— Start EXTRACTED RECORDS —
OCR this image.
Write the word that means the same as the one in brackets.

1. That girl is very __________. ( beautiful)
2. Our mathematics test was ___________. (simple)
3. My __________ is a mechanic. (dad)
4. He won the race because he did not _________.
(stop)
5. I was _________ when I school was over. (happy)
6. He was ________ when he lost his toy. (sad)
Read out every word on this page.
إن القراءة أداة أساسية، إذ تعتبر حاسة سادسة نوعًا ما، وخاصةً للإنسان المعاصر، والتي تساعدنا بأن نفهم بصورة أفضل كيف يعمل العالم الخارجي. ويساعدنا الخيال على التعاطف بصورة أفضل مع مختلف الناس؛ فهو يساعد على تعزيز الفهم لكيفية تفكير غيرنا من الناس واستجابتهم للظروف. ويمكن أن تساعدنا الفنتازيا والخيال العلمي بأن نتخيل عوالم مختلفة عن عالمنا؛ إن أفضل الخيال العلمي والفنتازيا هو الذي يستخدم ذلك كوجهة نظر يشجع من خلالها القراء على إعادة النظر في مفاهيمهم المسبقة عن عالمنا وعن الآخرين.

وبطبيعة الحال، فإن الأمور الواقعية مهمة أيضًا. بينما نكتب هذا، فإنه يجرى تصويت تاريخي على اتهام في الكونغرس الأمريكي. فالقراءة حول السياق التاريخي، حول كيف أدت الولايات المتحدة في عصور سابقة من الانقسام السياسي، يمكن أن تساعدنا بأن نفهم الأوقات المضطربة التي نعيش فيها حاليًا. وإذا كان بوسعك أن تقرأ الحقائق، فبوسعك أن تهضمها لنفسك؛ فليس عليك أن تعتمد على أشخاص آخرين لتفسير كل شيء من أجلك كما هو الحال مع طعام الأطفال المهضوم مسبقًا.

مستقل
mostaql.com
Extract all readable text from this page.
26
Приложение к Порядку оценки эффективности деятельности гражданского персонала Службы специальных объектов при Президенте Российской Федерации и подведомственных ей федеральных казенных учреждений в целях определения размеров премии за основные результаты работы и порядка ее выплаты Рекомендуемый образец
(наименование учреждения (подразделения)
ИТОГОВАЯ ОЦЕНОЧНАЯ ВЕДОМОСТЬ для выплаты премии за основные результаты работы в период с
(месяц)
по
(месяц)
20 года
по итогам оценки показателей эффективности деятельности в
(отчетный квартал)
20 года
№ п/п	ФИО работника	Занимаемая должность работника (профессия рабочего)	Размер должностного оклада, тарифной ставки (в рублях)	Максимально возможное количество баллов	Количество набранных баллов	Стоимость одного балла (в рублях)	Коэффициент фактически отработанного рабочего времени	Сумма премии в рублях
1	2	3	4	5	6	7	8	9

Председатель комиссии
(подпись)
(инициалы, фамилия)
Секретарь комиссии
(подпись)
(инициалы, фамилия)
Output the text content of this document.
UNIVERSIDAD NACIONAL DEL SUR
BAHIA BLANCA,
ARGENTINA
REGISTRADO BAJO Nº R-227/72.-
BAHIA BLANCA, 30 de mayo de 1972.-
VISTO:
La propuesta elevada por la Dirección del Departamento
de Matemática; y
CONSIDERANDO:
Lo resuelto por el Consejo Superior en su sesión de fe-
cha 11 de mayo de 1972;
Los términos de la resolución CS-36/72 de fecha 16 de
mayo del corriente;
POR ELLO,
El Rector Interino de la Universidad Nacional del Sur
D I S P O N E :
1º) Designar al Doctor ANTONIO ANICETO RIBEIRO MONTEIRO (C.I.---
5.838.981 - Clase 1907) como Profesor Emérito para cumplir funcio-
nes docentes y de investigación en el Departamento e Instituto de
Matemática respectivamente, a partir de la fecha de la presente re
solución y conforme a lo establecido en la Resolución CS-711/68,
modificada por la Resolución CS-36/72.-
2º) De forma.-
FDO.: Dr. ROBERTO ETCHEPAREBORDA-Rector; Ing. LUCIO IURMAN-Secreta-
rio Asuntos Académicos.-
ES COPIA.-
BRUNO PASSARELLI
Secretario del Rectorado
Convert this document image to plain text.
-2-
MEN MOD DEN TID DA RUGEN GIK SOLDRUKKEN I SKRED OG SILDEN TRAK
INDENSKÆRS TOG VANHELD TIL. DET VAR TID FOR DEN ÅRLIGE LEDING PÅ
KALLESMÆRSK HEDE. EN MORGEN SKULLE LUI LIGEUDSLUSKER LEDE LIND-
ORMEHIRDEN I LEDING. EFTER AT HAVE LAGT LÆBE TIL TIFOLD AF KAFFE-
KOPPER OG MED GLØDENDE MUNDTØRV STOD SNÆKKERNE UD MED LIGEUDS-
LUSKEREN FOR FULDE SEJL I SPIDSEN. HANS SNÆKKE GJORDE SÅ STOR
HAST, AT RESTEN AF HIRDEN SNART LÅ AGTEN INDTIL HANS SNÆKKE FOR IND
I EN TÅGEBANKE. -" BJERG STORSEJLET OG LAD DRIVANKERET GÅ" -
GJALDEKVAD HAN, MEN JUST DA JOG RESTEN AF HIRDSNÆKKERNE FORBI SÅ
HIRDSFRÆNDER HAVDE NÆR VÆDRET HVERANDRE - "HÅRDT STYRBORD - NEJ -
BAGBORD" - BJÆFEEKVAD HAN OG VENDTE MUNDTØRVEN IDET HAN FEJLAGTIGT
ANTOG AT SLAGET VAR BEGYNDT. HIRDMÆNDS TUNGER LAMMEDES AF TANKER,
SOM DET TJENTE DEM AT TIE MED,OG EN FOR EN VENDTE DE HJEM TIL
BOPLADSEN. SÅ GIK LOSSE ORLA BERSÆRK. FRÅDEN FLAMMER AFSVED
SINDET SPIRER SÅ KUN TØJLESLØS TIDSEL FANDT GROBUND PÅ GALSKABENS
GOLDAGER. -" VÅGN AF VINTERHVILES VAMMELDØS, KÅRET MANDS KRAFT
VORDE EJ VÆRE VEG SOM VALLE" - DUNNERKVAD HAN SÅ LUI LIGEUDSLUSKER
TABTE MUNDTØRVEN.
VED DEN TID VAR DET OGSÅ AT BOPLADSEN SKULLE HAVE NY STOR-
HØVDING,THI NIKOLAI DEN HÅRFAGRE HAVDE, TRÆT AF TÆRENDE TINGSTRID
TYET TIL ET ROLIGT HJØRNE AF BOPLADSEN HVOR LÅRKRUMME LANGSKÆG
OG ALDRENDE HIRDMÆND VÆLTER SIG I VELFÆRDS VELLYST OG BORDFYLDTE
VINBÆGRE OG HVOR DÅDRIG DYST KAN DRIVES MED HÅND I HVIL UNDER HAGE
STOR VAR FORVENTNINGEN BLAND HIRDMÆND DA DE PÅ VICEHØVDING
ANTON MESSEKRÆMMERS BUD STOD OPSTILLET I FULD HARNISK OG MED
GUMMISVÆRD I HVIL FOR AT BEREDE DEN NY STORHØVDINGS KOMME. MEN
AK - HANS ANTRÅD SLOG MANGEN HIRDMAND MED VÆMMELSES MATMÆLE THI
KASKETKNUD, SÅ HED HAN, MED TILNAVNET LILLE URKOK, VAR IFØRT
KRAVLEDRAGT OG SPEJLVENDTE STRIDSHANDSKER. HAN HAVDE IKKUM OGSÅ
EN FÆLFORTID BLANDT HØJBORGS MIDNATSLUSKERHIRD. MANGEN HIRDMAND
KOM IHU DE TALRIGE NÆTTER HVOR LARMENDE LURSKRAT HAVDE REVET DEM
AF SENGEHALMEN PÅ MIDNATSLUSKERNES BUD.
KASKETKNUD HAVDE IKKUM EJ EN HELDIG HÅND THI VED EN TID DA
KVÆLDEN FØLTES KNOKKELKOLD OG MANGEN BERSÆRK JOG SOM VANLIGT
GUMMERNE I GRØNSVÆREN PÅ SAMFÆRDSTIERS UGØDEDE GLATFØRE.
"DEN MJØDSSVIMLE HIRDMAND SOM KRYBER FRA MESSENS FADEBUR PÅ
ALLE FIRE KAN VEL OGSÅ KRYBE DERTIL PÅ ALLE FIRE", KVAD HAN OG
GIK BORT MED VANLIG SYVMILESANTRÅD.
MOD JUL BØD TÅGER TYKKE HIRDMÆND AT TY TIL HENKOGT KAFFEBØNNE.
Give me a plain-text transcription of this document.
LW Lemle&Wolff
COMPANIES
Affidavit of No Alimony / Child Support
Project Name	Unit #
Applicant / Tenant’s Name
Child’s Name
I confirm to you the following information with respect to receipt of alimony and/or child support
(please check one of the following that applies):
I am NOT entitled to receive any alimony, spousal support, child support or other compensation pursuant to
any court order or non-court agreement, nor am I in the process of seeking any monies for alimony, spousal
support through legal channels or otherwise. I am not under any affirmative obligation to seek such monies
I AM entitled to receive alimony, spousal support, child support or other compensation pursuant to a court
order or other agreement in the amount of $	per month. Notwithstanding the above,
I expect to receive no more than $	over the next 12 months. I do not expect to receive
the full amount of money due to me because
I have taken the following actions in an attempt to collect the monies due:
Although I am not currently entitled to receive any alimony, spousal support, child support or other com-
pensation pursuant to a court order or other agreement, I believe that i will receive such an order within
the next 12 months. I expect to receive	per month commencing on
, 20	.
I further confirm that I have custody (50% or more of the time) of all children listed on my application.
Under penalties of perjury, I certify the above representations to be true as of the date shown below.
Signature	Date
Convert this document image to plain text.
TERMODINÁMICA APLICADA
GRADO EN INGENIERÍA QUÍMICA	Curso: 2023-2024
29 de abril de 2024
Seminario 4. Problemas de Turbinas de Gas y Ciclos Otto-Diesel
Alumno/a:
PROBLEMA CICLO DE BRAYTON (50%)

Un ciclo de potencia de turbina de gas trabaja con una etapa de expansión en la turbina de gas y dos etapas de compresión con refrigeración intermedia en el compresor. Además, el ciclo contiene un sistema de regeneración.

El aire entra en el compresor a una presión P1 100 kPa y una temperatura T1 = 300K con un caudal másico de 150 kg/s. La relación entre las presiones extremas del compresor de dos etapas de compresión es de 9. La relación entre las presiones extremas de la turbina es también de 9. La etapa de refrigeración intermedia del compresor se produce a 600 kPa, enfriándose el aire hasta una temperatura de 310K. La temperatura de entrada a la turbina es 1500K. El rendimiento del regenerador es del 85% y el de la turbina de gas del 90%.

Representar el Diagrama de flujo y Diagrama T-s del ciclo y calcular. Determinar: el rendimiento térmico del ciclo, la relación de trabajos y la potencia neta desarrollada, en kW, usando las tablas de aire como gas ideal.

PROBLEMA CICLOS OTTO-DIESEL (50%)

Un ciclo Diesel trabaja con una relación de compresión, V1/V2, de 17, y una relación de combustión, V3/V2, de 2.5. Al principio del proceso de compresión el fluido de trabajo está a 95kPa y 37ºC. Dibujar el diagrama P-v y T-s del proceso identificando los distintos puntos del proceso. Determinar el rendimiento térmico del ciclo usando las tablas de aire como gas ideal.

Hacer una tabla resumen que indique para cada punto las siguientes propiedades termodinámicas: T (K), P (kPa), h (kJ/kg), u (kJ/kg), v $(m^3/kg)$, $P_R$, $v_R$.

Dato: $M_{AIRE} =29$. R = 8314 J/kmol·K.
— End EXTRACTED RECORDS —
WHAT TO PRODUCE:
Each line containing the word "above" counts once; report the total alone.

COMPLETE RESPONSE:
2